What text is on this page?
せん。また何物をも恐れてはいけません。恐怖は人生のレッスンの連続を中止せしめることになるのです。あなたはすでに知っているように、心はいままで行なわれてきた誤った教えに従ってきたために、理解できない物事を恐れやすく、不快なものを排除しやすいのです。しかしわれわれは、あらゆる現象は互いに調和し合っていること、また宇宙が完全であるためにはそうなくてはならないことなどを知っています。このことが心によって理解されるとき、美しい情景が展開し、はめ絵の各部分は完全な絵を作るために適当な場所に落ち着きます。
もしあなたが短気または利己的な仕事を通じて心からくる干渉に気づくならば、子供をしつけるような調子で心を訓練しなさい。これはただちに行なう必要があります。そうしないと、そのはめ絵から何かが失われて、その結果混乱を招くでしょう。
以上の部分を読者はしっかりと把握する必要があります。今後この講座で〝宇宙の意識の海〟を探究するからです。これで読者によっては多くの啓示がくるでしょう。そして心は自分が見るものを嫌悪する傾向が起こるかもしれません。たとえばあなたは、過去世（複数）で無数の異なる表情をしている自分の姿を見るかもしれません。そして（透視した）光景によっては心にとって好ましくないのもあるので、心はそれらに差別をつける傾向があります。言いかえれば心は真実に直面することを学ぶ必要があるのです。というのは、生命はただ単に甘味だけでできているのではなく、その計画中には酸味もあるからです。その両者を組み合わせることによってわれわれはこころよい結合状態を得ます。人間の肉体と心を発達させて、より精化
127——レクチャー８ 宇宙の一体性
==
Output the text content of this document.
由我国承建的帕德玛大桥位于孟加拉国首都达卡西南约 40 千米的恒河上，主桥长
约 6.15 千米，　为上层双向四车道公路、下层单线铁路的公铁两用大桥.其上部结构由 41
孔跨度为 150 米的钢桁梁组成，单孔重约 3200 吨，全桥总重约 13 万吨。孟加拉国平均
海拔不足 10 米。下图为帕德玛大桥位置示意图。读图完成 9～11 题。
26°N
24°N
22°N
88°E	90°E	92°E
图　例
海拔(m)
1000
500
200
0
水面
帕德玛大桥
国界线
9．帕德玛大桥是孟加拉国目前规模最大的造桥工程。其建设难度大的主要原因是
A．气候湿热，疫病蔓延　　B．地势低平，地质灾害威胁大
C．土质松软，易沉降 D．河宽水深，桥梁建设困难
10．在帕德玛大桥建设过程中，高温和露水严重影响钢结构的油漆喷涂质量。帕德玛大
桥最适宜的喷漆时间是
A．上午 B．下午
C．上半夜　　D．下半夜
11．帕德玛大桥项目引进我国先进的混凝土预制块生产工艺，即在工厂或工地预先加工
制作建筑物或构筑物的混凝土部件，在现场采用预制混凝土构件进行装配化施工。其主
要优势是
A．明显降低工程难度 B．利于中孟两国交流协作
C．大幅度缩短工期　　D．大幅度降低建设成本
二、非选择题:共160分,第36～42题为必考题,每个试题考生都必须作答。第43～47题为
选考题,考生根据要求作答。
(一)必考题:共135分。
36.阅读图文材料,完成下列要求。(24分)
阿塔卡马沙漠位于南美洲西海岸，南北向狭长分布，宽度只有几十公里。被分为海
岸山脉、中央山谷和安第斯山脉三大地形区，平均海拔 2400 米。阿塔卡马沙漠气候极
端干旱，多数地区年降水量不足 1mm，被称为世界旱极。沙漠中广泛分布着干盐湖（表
---
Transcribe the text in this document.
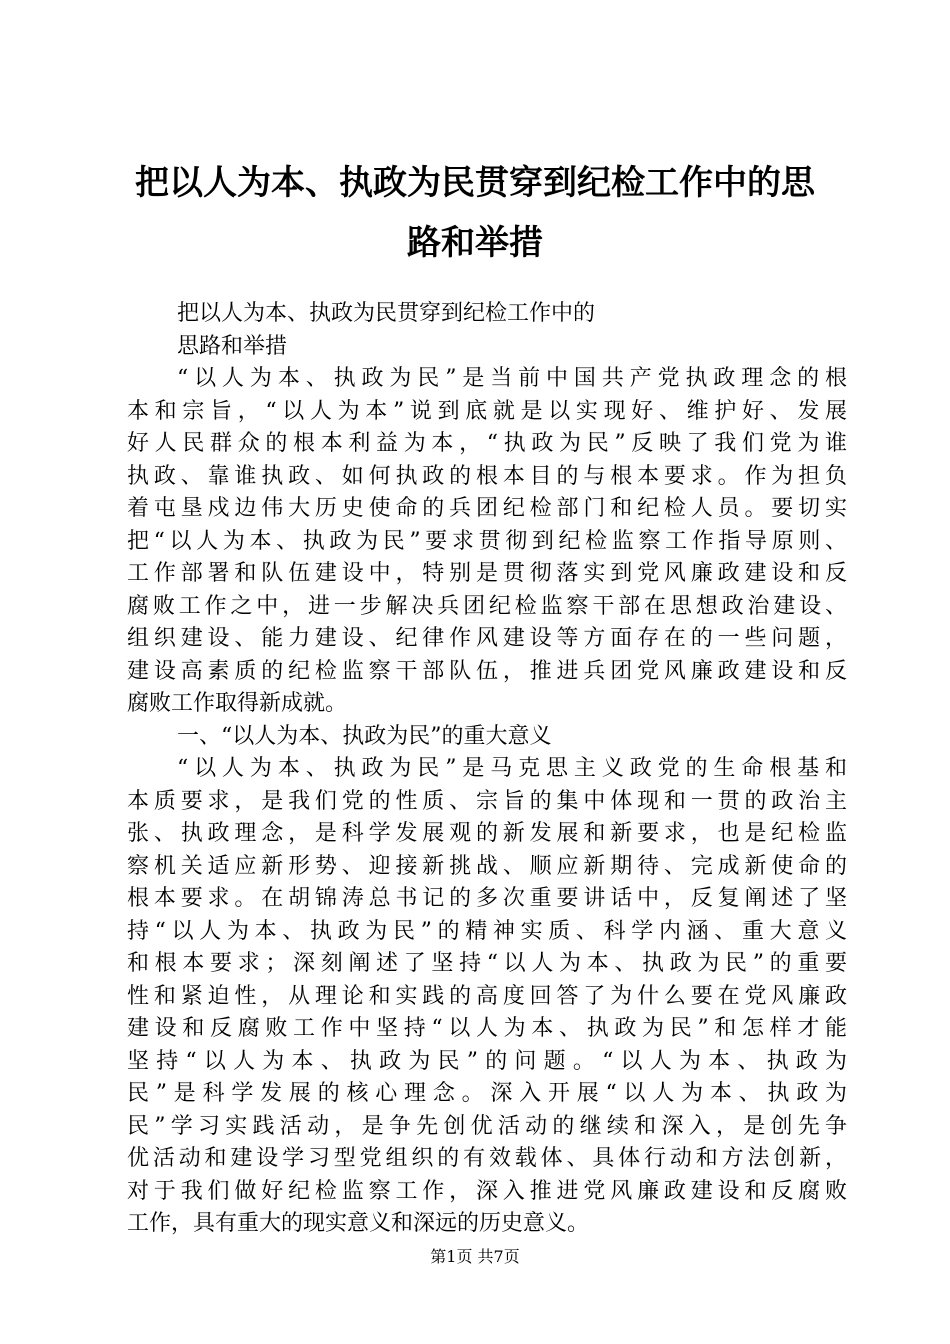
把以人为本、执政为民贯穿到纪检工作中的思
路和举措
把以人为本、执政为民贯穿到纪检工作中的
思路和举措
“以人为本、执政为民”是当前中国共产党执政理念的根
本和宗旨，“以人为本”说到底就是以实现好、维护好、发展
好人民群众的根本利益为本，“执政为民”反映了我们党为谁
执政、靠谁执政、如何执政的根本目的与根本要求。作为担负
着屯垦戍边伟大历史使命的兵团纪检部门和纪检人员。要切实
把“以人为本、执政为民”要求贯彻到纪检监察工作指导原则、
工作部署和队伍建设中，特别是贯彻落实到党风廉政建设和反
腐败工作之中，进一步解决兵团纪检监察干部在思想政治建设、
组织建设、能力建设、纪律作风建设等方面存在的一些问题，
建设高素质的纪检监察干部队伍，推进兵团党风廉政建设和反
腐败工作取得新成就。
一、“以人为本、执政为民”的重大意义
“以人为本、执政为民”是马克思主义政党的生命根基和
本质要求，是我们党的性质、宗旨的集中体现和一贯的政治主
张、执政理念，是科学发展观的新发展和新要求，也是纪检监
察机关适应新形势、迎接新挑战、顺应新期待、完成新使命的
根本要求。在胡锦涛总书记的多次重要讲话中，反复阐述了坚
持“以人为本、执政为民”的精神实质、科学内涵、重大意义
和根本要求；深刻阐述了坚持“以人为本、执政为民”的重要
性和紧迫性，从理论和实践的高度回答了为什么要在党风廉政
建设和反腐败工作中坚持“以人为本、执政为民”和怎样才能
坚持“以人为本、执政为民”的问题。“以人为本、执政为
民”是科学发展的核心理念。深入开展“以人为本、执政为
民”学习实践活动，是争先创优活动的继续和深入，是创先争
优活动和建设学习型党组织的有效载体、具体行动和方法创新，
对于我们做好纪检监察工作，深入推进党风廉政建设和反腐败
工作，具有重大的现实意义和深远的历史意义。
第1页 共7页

- **INSTRUCTION**
Return only the number of lines in the data that contain "this".

- **SOLVED PROBLEM**
3